_TASK MATERIAL_.
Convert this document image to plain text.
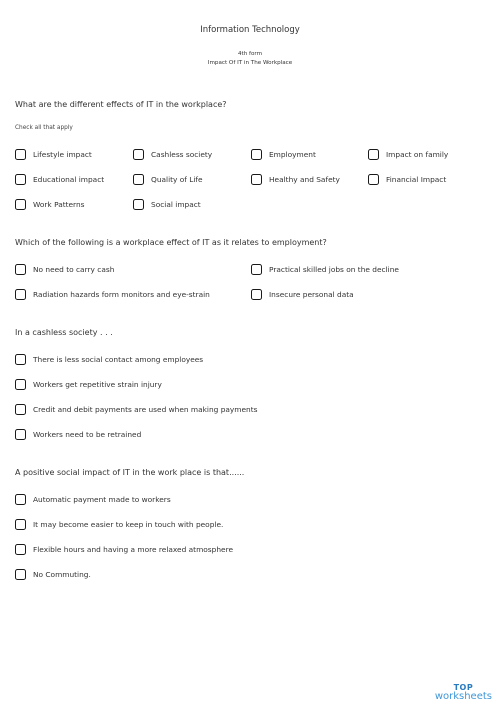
Information Technology
4th form
Impact Of IT in The Workplace
What are the different effects of IT in the workplace?
Check all that apply
Lifestyle impact	Cashless society	Employment	Impact on family
Educational impact	Quality of Life	Healthy and Safety	Financial Impact
Work Patterns	Social impact
Which of the following is a workplace effect of IT as it relates to employment?
No need to carry cash	Practical skilled jobs on the decline
Radiation hazards form monitors and eye-strain	Insecure personal data
In a cashless society . . .
There is less social contact among employees
Workers get repetitive strain injury
Credit and debit payments are used when making payments
Workers need to be retrained
A positive social impact of IT in the work place is that......
Automatic payment made to workers
It may become easier to keep in touch with people.
Flexible hours and having a more relaxed atmosphere
No Commuting.
TOP
worksheets
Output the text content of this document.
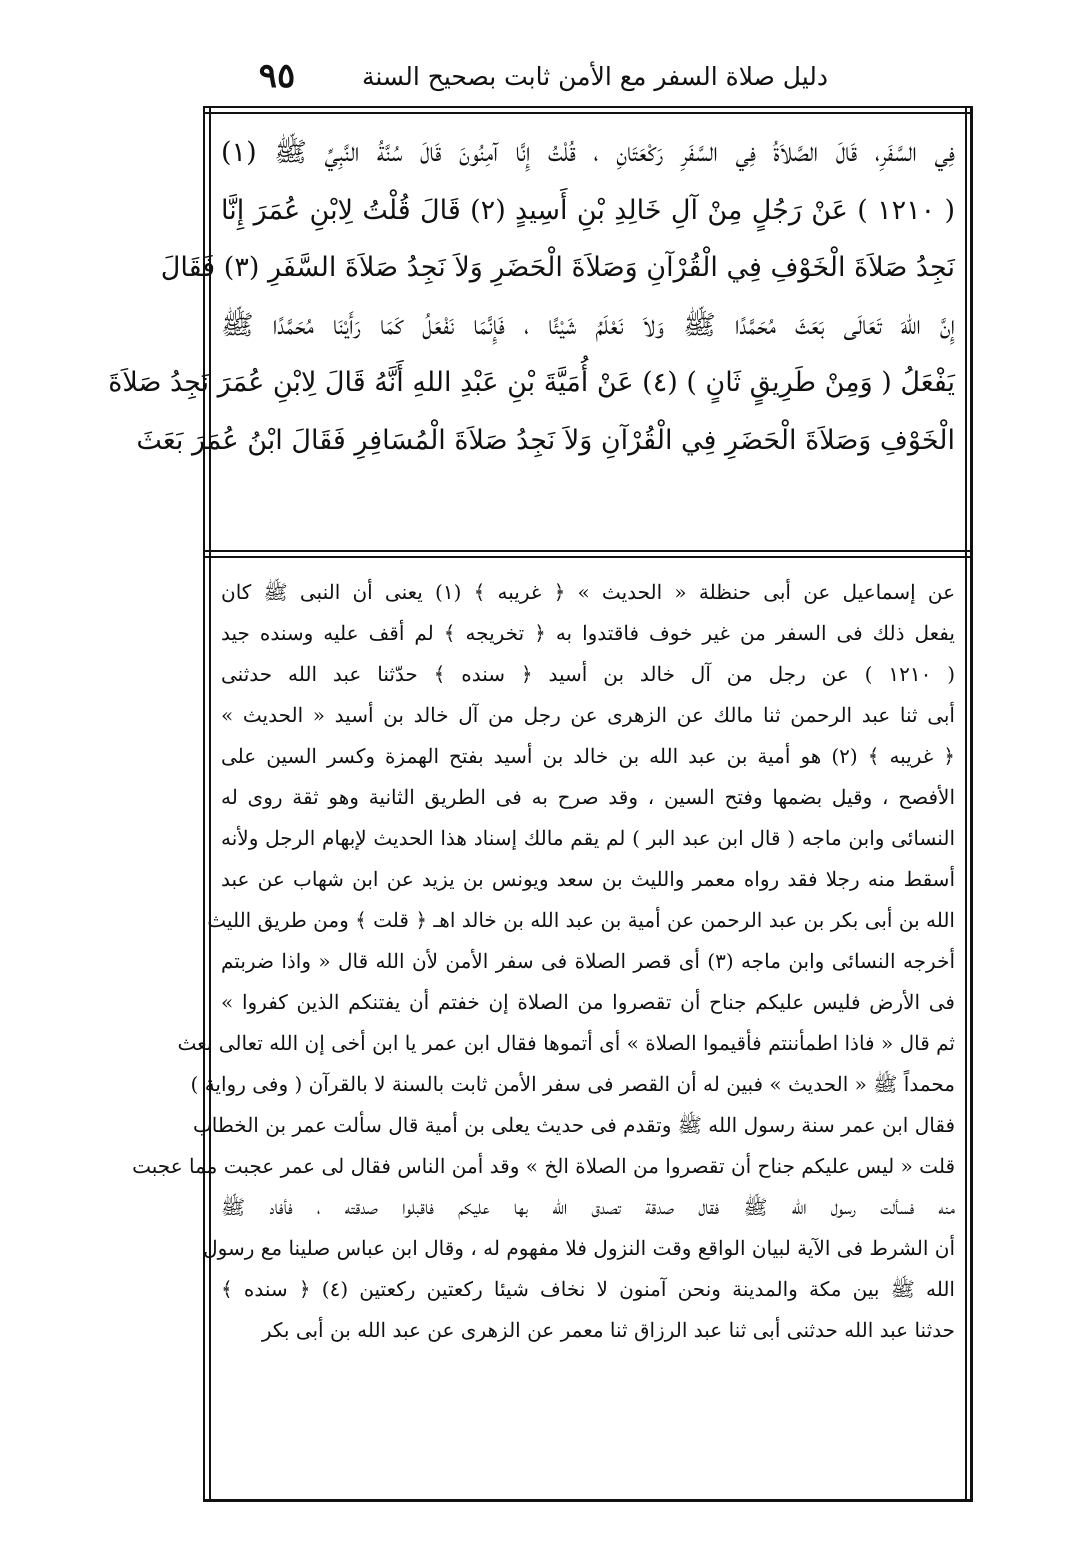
٩٥	دليل صلاة السفر مع الأمن ثابت بصحيح السنة
فِي السَّفَرِ، قَالَ الصَّلاَةُ فِي السَّفَرِ رَكْعَتَانِ ، قُلْتُ إِنَّا آمِنُونَ قَالَ سُنَّةُ النَّبِيِّ ﷺ (١)
( ١٢١٠ ) عَنْ رَجُلٍ مِنْ آلِ خَالِدِ بْنِ أَسِيدٍ (٢) قَالَ قُلْتُ لِابْنِ عُمَرَ إِنَّا
نَجِدُ صَلاَةَ الْخَوْفِ فِي الْقُرْآنِ وَصَلاَةَ الْحَضَرِ وَلاَ نَجِدُ صَلاَةَ السَّفَرِ (٣) فَقَالَ
إِنَّ اللهَ تَعَالَى بَعَثَ مُحَمَّدًا ﷺ وَلاَ نَعْلَمُ شَيْئًا ، فَإِنَّمَا نَفْعَلُ كَمَا رَأَيْنَا مُحَمَّدًا ﷺ
يَفْعَلُ ( وَمِنْ طَرِيقٍ ثَانٍ ) (٤) عَنْ أُمَيَّةَ بْنِ عَبْدِ اللهِ أَنَّهُ قَالَ لِابْنِ عُمَرَ نَجِدُ صَلاَةَ
الْخَوْفِ وَصَلاَةَ الْحَضَرِ فِي الْقُرْآنِ وَلاَ نَجِدُ صَلاَةَ الْمُسَافِرِ فَقَالَ ابْنُ عُمَرَ بَعَثَ
عن إسماعيل عن أبى حنظلة « الحديث » ﴿ غريبه ﴾ (١) يعنى أن النبى ﷺ كان
يفعل ذلك فى السفر من غير خوف فاقتدوا به ﴿ تخريجه ﴾ لم أقف عليه وسنده جيد
( ١٢١٠ ) عن رجل من آل خالد بن أسيد ﴿ سنده ﴾ حدّثنا عبد الله حدثنى
أبى ثنا عبد الرحمن ثنا مالك عن الزهرى عن رجل من آل خالد بن أسيد « الحديث »
﴿ غريبه ﴾ (٢) هو أمية بن عبد الله بن خالد بن أسيد بفتح الهمزة وكسر السين على
الأفصح ، وقيل بضمها وفتح السين ، وقد صرح به فى الطريق الثانية وهو ثقة روى له
النسائى وابن ماجه ( قال ابن عبد البر ) لم يقم مالك إسناد هذا الحديث لإبهام الرجل ولأنه
أسقط منه رجلا فقد رواه معمر والليث بن سعد ويونس بن يزيد عن ابن شهاب عن عبد
الله بن أبى بكر بن عبد الرحمن عن أمية بن عبد الله بن خالد اهـ ﴿ قلت ﴾ ومن طريق الليث
أخرجه النسائى وابن ماجه (٣) أى قصر الصلاة فى سفر الأمن لأن الله قال « واذا ضربتم
فى الأرض فليس عليكم جناح أن تقصروا من الصلاة إن خفتم أن يفتنكم الذين كفروا »
ثم قال « فاذا اطمأننتم فأقيموا الصلاة » أى أتموها فقال ابن عمر يا ابن أخى إن الله تعالى بعث
محمداً ﷺ « الحديث » فبين له أن القصر فى سفر الأمن ثابت بالسنة لا بالقرآن ( وفى رواية )
فقال ابن عمر سنة رسول الله ﷺ وتقدم فى حديث يعلى بن أمية قال سألت عمر بن الخطاب
قلت « ليس عليكم جناح أن تقصروا من الصلاة الخ » وقد أمن الناس فقال لى عمر عجبت مما عجبت
منه فسألت رسول الله ﷺ فقال صدقة تصدق الله بها عليكم فاقبلوا صدقته ، فأفاد ﷺ
أن الشرط فى الآية لبيان الواقع وقت النزول فلا مفهوم له ، وقال ابن عباس صلينا مع رسول
الله ﷺ بين مكة والمدينة ونحن آمنون لا نخاف شيئا ركعتين ركعتين (٤) ﴿ سنده ﴾
حدثنا عبد الله حدثنى أبى ثنا عبد الرزاق ثنا معمر عن الزهرى عن عبد الله بن أبى بكر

_WHAT IS NEEDED_.
Reproduce the material above in full, exactly, with no images.

_COMPLETED EXERCISE_.
Convert this document image to plain text.
Information Technology
4th form
Impact Of IT in The Workplace
What are the different effects of IT in the workplace?
Check all that apply
Lifestyle impact	Cashless society	Employment	Impact on family
Educational impact	Quality of Life	Healthy and Safety	Financial Impact
Work Patterns	Social impact
Which of the following is a workplace effect of IT as it relates to employment?
No need to carry cash	Practical skilled jobs on the decline
Radiation hazards form monitors and eye-strain	Insecure personal data
In a cashless society . . .
There is less social contact among employees
Workers get repetitive strain injury
Credit and debit payments are used when making payments
Workers need to be retrained
A positive social impact of IT in the work place is that......
Automatic payment made to workers
It may become easier to keep in touch with people.
Flexible hours and having a more relaxed atmosphere
No Commuting.
TOP
worksheets
Output the text content of this document.
٩٥	دليل صلاة السفر مع الأمن ثابت بصحيح السنة
فِي السَّفَرِ، قَالَ الصَّلاَةُ فِي السَّفَرِ رَكْعَتَانِ ، قُلْتُ إِنَّا آمِنُونَ قَالَ سُنَّةُ النَّبِيِّ ﷺ (١)
( ١٢١٠ ) عَنْ رَجُلٍ مِنْ آلِ خَالِدِ بْنِ أَسِيدٍ (٢) قَالَ قُلْتُ لِابْنِ عُمَرَ إِنَّا
نَجِدُ صَلاَةَ الْخَوْفِ فِي الْقُرْآنِ وَصَلاَةَ الْحَضَرِ وَلاَ نَجِدُ صَلاَةَ السَّفَرِ (٣) فَقَالَ
إِنَّ اللهَ تَعَالَى بَعَثَ مُحَمَّدًا ﷺ وَلاَ نَعْلَمُ شَيْئًا ، فَإِنَّمَا نَفْعَلُ كَمَا رَأَيْنَا مُحَمَّدًا ﷺ
يَفْعَلُ ( وَمِنْ طَرِيقٍ ثَانٍ ) (٤) عَنْ أُمَيَّةَ بْنِ عَبْدِ اللهِ أَنَّهُ قَالَ لِابْنِ عُمَرَ نَجِدُ صَلاَةَ
الْخَوْفِ وَصَلاَةَ الْحَضَرِ فِي الْقُرْآنِ وَلاَ نَجِدُ صَلاَةَ الْمُسَافِرِ فَقَالَ ابْنُ عُمَرَ بَعَثَ
عن إسماعيل عن أبى حنظلة « الحديث » ﴿ غريبه ﴾ (١) يعنى أن النبى ﷺ كان
يفعل ذلك فى السفر من غير خوف فاقتدوا به ﴿ تخريجه ﴾ لم أقف عليه وسنده جيد
( ١٢١٠ ) عن رجل من آل خالد بن أسيد ﴿ سنده ﴾ حدّثنا عبد الله حدثنى
أبى ثنا عبد الرحمن ثنا مالك عن الزهرى عن رجل من آل خالد بن أسيد « الحديث »
﴿ غريبه ﴾ (٢) هو أمية بن عبد الله بن خالد بن أسيد بفتح الهمزة وكسر السين على
الأفصح ، وقيل بضمها وفتح السين ، وقد صرح به فى الطريق الثانية وهو ثقة روى له
النسائى وابن ماجه ( قال ابن عبد البر ) لم يقم مالك إسناد هذا الحديث لإبهام الرجل ولأنه
أسقط منه رجلا فقد رواه معمر والليث بن سعد ويونس بن يزيد عن ابن شهاب عن عبد
الله بن أبى بكر بن عبد الرحمن عن أمية بن عبد الله بن خالد اهـ ﴿ قلت ﴾ ومن طريق الليث
أخرجه النسائى وابن ماجه (٣) أى قصر الصلاة فى سفر الأمن لأن الله قال « واذا ضربتم
فى الأرض فليس عليكم جناح أن تقصروا من الصلاة إن خفتم أن يفتنكم الذين كفروا »
ثم قال « فاذا اطمأننتم فأقيموا الصلاة » أى أتموها فقال ابن عمر يا ابن أخى إن الله تعالى بعث
محمداً ﷺ « الحديث » فبين له أن القصر فى سفر الأمن ثابت بالسنة لا بالقرآن ( وفى رواية )
فقال ابن عمر سنة رسول الله ﷺ وتقدم فى حديث يعلى بن أمية قال سألت عمر بن الخطاب
قلت « ليس عليكم جناح أن تقصروا من الصلاة الخ » وقد أمن الناس فقال لى عمر عجبت مما عجبت
منه فسألت رسول الله ﷺ فقال صدقة تصدق الله بها عليكم فاقبلوا صدقته ، فأفاد ﷺ
أن الشرط فى الآية لبيان الواقع وقت النزول فلا مفهوم له ، وقال ابن عباس صلينا مع رسول
الله ﷺ بين مكة والمدينة ونحن آمنون لا نخاف شيئا ركعتين ركعتين (٤) ﴿ سنده ﴾
حدثنا عبد الله حدثنى أبى ثنا عبد الرزاق ثنا معمر عن الزهرى عن عبد الله بن أبى بكر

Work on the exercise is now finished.